Stored rows –
-=-=-=-=-
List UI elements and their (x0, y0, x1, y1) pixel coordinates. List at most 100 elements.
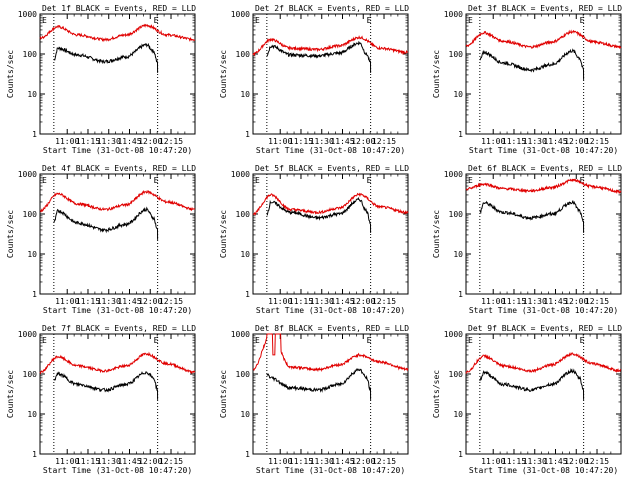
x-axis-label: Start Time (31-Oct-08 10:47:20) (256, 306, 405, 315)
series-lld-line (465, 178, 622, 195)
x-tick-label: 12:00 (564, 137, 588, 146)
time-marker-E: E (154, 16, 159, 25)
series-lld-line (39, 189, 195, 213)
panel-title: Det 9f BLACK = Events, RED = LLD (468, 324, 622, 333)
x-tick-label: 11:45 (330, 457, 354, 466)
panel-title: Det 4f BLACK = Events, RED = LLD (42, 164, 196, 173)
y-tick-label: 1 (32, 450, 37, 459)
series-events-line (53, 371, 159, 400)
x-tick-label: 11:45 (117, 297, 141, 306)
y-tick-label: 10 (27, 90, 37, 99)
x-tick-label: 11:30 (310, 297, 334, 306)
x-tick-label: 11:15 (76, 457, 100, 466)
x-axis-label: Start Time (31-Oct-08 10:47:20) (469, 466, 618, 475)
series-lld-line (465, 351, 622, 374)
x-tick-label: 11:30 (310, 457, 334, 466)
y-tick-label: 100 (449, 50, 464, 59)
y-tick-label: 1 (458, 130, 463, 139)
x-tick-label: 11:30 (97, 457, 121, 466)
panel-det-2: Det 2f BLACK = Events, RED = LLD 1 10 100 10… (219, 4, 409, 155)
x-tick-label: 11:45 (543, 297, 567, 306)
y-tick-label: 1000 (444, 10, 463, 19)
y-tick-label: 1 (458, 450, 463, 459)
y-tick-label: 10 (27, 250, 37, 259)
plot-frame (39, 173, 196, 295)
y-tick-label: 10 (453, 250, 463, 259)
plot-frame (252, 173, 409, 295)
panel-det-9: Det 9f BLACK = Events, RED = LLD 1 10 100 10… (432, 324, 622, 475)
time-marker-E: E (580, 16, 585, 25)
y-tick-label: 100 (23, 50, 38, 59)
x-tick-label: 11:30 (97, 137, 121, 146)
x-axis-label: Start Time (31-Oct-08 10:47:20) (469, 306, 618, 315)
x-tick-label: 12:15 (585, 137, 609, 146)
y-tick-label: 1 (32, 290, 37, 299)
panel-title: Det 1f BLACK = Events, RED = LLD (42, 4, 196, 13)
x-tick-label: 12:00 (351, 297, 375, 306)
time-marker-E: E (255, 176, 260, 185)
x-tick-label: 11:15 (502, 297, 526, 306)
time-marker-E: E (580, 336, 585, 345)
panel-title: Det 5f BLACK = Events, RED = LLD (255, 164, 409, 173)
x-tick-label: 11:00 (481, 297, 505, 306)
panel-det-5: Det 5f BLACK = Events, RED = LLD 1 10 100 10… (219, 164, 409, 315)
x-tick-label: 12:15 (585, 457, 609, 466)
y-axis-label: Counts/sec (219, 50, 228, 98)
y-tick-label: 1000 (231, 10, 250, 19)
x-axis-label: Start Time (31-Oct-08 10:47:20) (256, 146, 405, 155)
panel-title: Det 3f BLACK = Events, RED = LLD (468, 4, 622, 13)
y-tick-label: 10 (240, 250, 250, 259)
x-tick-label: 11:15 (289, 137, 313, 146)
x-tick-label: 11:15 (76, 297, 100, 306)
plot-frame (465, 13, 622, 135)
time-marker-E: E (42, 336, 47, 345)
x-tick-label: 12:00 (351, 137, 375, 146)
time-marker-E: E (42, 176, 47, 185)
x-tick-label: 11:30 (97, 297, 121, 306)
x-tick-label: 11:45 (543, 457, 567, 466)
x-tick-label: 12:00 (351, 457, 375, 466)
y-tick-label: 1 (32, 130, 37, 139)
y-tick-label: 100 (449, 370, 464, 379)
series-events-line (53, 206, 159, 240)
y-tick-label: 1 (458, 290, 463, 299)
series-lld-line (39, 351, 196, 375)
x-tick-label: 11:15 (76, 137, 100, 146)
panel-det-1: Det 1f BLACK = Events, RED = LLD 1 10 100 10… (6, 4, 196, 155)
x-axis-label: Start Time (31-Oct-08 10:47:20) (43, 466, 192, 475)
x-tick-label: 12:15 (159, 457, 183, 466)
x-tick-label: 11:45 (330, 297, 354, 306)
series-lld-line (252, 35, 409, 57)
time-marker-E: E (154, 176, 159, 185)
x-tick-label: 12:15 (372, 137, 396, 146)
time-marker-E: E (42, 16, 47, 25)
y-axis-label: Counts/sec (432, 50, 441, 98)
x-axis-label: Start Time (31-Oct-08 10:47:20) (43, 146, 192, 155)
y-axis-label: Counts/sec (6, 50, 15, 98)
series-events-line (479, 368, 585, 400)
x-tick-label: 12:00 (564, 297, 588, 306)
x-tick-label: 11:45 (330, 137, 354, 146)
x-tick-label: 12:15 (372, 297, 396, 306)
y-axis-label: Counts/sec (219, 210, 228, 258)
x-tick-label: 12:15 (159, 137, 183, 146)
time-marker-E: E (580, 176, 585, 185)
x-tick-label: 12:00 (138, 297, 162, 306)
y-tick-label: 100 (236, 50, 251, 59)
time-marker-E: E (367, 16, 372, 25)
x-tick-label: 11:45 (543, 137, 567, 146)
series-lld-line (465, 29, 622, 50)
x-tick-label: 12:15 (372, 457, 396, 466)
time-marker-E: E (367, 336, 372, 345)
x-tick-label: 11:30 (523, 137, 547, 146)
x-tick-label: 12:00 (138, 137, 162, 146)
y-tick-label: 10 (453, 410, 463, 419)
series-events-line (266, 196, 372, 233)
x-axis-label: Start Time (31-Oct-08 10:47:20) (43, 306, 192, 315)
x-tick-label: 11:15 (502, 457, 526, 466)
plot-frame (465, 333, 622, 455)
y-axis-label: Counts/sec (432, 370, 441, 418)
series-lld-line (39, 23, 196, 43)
-=-=-=-=-
Task goal – Reproduce the listing with every occurrence of "Counts/sec" substituted by "Counts per second", changing nothing else, and omit the pictures from your answer.

Worked answer –
List UI elements and their (x0, y0, x1, y1) pixel coordinates. List at most 100 elements.
x-axis-label: Start Time (31-Oct-08 10:47:20) (256, 306, 405, 315)
series-lld-line (465, 178, 622, 195)
x-tick-label: 12:00 (564, 137, 588, 146)
time-marker-E: E (154, 16, 159, 25)
series-lld-line (39, 189, 195, 213)
panel-title: Det 9f BLACK = Events, RED = LLD (468, 324, 622, 333)
x-tick-label: 11:45 (330, 457, 354, 466)
panel-title: Det 4f BLACK = Events, RED = LLD (42, 164, 196, 173)
y-tick-label: 1 (32, 450, 37, 459)
series-events-line (53, 371, 159, 400)
x-tick-label: 11:45 (117, 297, 141, 306)
y-tick-label: 10 (27, 90, 37, 99)
x-tick-label: 11:30 (310, 297, 334, 306)
x-tick-label: 11:15 (76, 457, 100, 466)
x-axis-label: Start Time (31-Oct-08 10:47:20) (469, 466, 618, 475)
series-lld-line (465, 351, 622, 374)
x-tick-label: 11:30 (310, 457, 334, 466)
y-tick-label: 100 (449, 50, 464, 59)
y-tick-label: 1 (458, 130, 463, 139)
x-tick-label: 11:30 (97, 457, 121, 466)
panel-det-2: Det 2f BLACK = Events, RED = LLD 1 10 100 10… (219, 4, 409, 155)
x-tick-label: 11:45 (543, 297, 567, 306)
y-tick-label: 1000 (444, 10, 463, 19)
y-tick-label: 1 (458, 450, 463, 459)
y-tick-label: 10 (27, 250, 37, 259)
plot-frame (39, 173, 196, 295)
y-tick-label: 10 (453, 250, 463, 259)
plot-frame (252, 173, 409, 295)
panel-det-9: Det 9f BLACK = Events, RED = LLD 1 10 100 10… (432, 324, 622, 475)
time-marker-E: E (580, 16, 585, 25)
y-tick-label: 100 (23, 50, 38, 59)
x-tick-label: 11:30 (97, 137, 121, 146)
x-axis-label: Start Time (31-Oct-08 10:47:20) (469, 306, 618, 315)
x-tick-label: 12:15 (585, 137, 609, 146)
y-tick-label: 1 (32, 290, 37, 299)
panel-title: Det 1f BLACK = Events, RED = LLD (42, 4, 196, 13)
x-tick-label: 12:00 (351, 297, 375, 306)
time-marker-E: E (255, 176, 260, 185)
x-tick-label: 11:15 (502, 297, 526, 306)
time-marker-E: E (580, 336, 585, 345)
panel-title: Det 5f BLACK = Events, RED = LLD (255, 164, 409, 173)
x-tick-label: 11:00 (481, 297, 505, 306)
panel-det-5: Det 5f BLACK = Events, RED = LLD 1 10 100 10… (219, 164, 409, 315)
x-tick-label: 12:15 (585, 457, 609, 466)
y-axis-label: Counts per second (219, 50, 228, 98)
y-tick-label: 1000 (231, 10, 250, 19)
x-axis-label: Start Time (31-Oct-08 10:47:20) (256, 146, 405, 155)
panel-title: Det 3f BLACK = Events, RED = LLD (468, 4, 622, 13)
y-tick-label: 10 (240, 250, 250, 259)
x-tick-label: 11:15 (289, 137, 313, 146)
x-tick-label: 11:15 (76, 297, 100, 306)
plot-frame (465, 13, 622, 135)
time-marker-E: E (42, 336, 47, 345)
x-tick-label: 12:00 (351, 137, 375, 146)
time-marker-E: E (42, 176, 47, 185)
x-tick-label: 11:30 (97, 297, 121, 306)
x-tick-label: 11:45 (543, 457, 567, 466)
x-tick-label: 12:00 (351, 457, 375, 466)
y-tick-label: 1 (32, 130, 37, 139)
y-tick-label: 100 (449, 370, 464, 379)
series-events-line (53, 206, 159, 240)
y-tick-label: 1 (458, 290, 463, 299)
series-lld-line (39, 351, 196, 375)
x-tick-label: 11:15 (76, 137, 100, 146)
panel-det-1: Det 1f BLACK = Events, RED = LLD 1 10 100 10… (6, 4, 196, 155)
x-axis-label: Start Time (31-Oct-08 10:47:20) (43, 466, 192, 475)
x-tick-label: 12:15 (159, 457, 183, 466)
x-tick-label: 11:45 (330, 297, 354, 306)
series-lld-line (252, 35, 409, 57)
time-marker-E: E (154, 176, 159, 185)
x-tick-label: 12:15 (372, 137, 396, 146)
time-marker-E: E (42, 16, 47, 25)
y-axis-label: Counts per second (432, 50, 441, 98)
x-axis-label: Start Time (31-Oct-08 10:47:20) (43, 146, 192, 155)
y-axis-label: Counts per second (6, 50, 15, 98)
series-events-line (479, 368, 585, 400)
x-tick-label: 12:00 (564, 297, 588, 306)
x-tick-label: 11:45 (330, 137, 354, 146)
x-tick-label: 12:15 (372, 297, 396, 306)
y-axis-label: Counts per second (219, 210, 228, 258)
x-tick-label: 12:15 (159, 137, 183, 146)
time-marker-E: E (580, 176, 585, 185)
x-tick-label: 12:00 (138, 297, 162, 306)
y-tick-label: 100 (236, 50, 251, 59)
time-marker-E: E (367, 16, 372, 25)
x-tick-label: 11:45 (543, 137, 567, 146)
series-lld-line (465, 29, 622, 50)
x-tick-label: 12:15 (372, 457, 396, 466)
time-marker-E: E (367, 336, 372, 345)
x-tick-label: 11:30 (523, 137, 547, 146)
x-tick-label: 12:00 (138, 137, 162, 146)
y-tick-label: 10 (453, 410, 463, 419)
series-events-line (266, 196, 372, 233)
x-axis-label: Start Time (31-Oct-08 10:47:20) (43, 306, 192, 315)
x-tick-label: 11:15 (502, 457, 526, 466)
plot-frame (465, 333, 622, 455)
y-axis-label: Counts per second (432, 370, 441, 418)
series-lld-line (39, 23, 196, 43)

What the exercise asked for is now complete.